- **REQUIRED WORK**
State the number of lines that hold the string "against", with nothing added.

[Data listing]
— Begin —
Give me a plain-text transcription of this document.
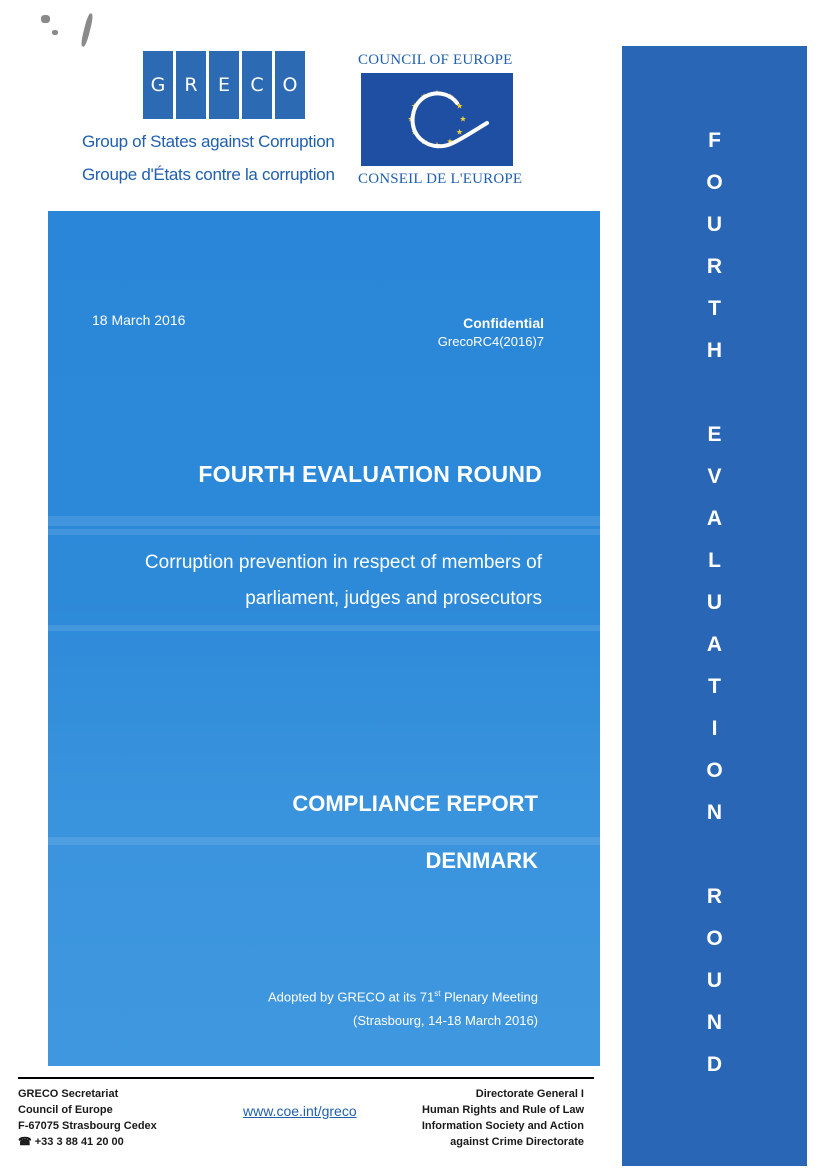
G	R	E	C O
Group of States against Corruption
Groupe d'États contre la corruption
COUNCIL OF EUROPE
CONSEIL DE L'EUROPE
18 March 2016	Confidential
GrecoRC4(2016)7
FOURTH EVALUATION ROUND
Corruption prevention in respect of members of
parliament, judges and prosecutors
COMPLIANCE REPORT
DENMARK
Adopted by GRECO at its 71st Plenary Meeting
(Strasbourg, 14-18 March 2016)
F
O
U
R
T
H
E
V
A
L
U
A
T
I
O
N
R
O
U
N
D
GRECO Secretariat
Council of Europe
F-67075 Strasbourg Cedex
☎ +33 3 88 41 20 00
www.coe.int/greco
Directorate General I
Human Rights and Rule of Law
Information Society and Action
against Crime Directorate
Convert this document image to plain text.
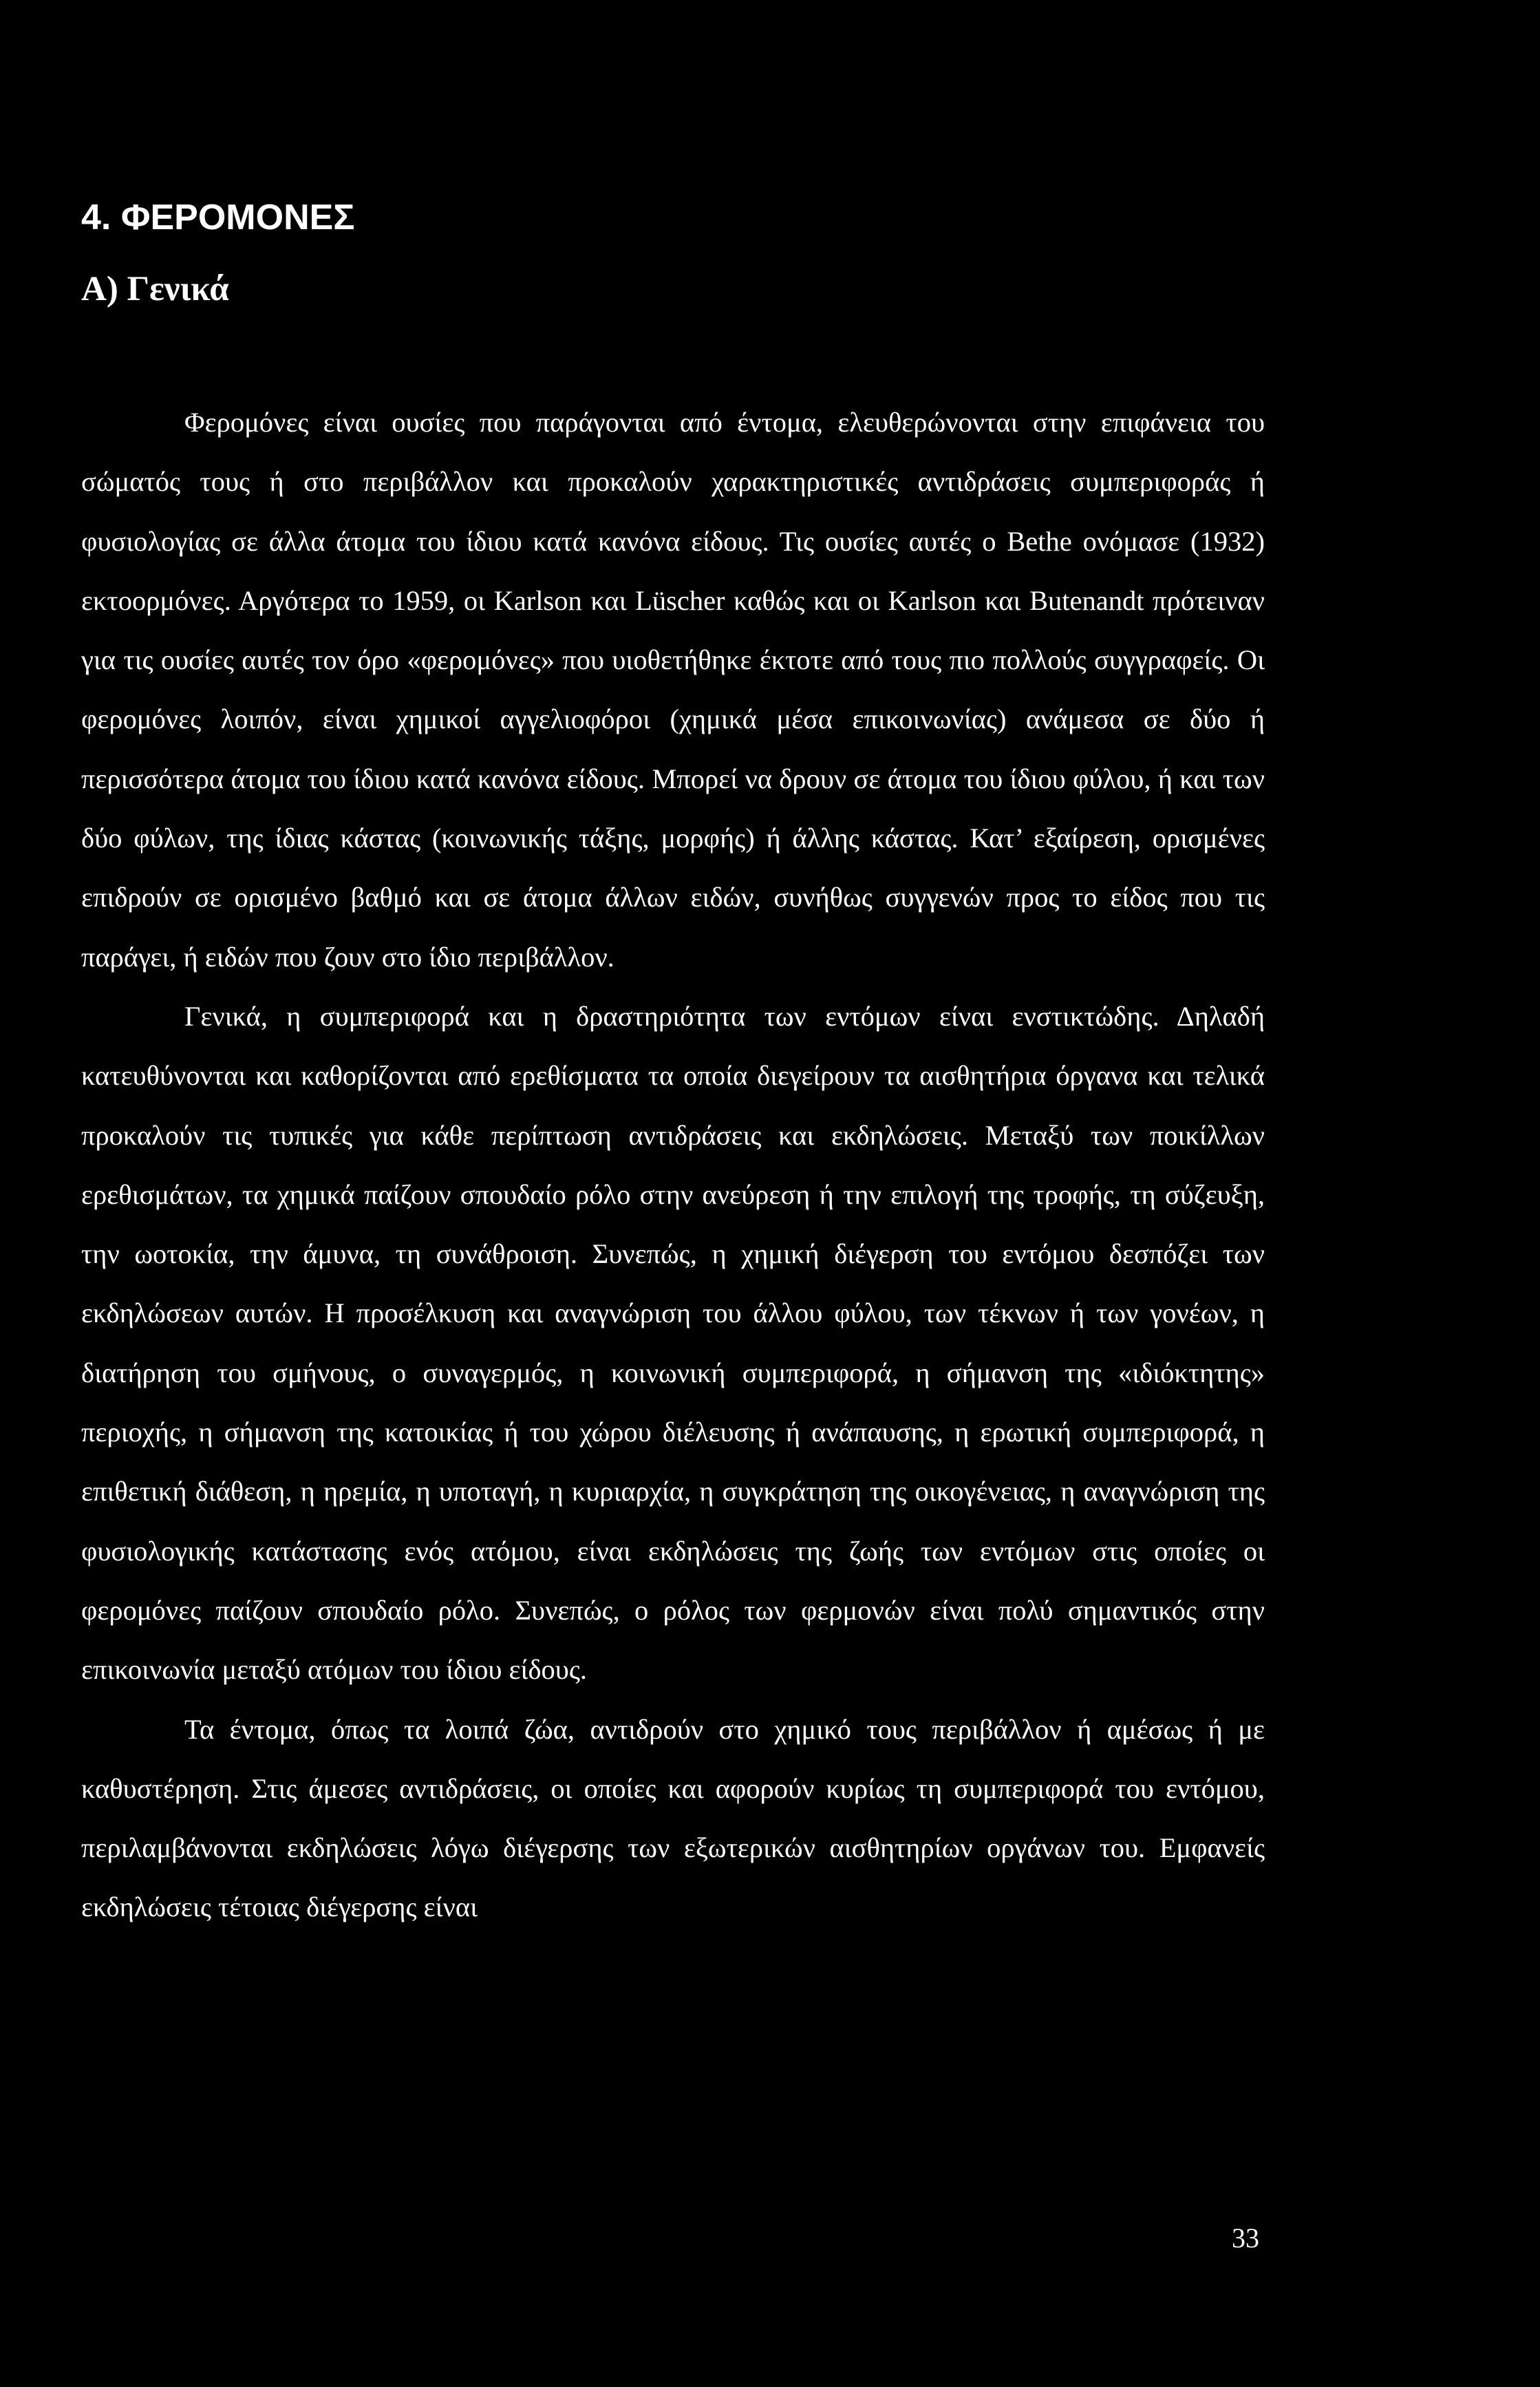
4. ΦΕΡΟΜΟΝΕΣ
Α) Γενικά

Φερομόνες είναι ουσίες που παράγονται από έντομα, ελευθερώνονται στην επιφάνεια του σώματός τους ή στο περιβάλλον και προκαλούν χαρακτηριστικές αντιδράσεις συμπεριφοράς ή φυσιολογίας σε άλλα άτομα του ίδιου κατά κανόνα είδους. Τις ουσίες αυτές ο Bethe ονόμασε (1932) εκτοορμόνες. Αργότερα το 1959, οι Karlson και Lüscher καθώς και οι Karlson και Butenandt πρότειναν για τις ουσίες αυτές τον όρο «φερομόνες» που υιοθετήθηκε έκτοτε από τους πιο πολλούς συγγραφείς. Οι φερομόνες λοιπόν, είναι χημικοί αγγελιοφόροι (χημικά μέσα επικοινωνίας) ανάμεσα σε δύο ή περισσότερα άτομα του ίδιου κατά κανόνα είδους. Μπορεί να δρουν σε άτομα του ίδιου φύλου, ή και των δύο φύλων, της ίδιας κάστας (κοινωνικής τάξης, μορφής) ή άλλης κάστας. Κατ’ εξαίρεση, ορισμένες επιδρούν σε ορισμένο βαθμό και σε άτομα άλλων ειδών, συνήθως συγγενών προς το είδος που τις παράγει, ή ειδών που ζουν στο ίδιο περιβάλλον.

Γενικά, η συμπεριφορά και η δραστηριότητα των εντόμων είναι ενστικτώδης. Δηλαδή κατευθύνονται και καθορίζονται από ερεθίσματα τα οποία διεγείρουν τα αισθητήρια όργανα και τελικά προκαλούν τις τυπικές για κάθε περίπτωση αντιδράσεις και εκδηλώσεις. Μεταξύ των ποικίλλων ερεθισμάτων, τα χημικά παίζουν σπουδαίο ρόλο στην ανεύρεση ή την επιλογή της τροφής, τη σύζευξη, την ωοτοκία, την άμυνα, τη συνάθροιση. Συνεπώς, η χημική διέγερση του εντόμου δεσπόζει των εκδηλώσεων αυτών. Η προσέλκυση και αναγνώριση του άλλου φύλου, των τέκνων ή των γονέων, η διατήρηση του σμήνους, ο συναγερμός, η κοινωνική συμπεριφορά, η σήμανση της «ιδιόκτητης» περιοχής, η σήμανση της κατοικίας ή του χώρου διέλευσης ή ανάπαυσης, η ερωτική συμπεριφορά, η επιθετική διάθεση, η ηρεμία, η υποταγή, η κυριαρχία, η συγκράτηση της οικογένειας, η αναγνώριση της φυσιολογικής κατάστασης ενός ατόμου, είναι εκδηλώσεις της ζωής των εντόμων στις οποίες οι φερομόνες παίζουν σπουδαίο ρόλο. Συνεπώς, ο ρόλος των φερμονών είναι πολύ σημαντικός στην επικοινωνία μεταξύ ατόμων του ίδιου είδους.

Τα έντομα, όπως τα λοιπά ζώα, αντιδρούν στο χημικό τους περιβάλλον ή αμέσως ή με καθυστέρηση. Στις άμεσες αντιδράσεις, οι οποίες και αφορούν κυρίως τη συμπεριφορά του εντόμου, περιλαμβάνονται εκδηλώσεις λόγω διέγερσης των εξωτερικών αισθητηρίων οργάνων του. Εμφανείς εκδηλώσεις τέτοιας διέγερσης είναι

33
— End —
- **COMPLETED TASK**
2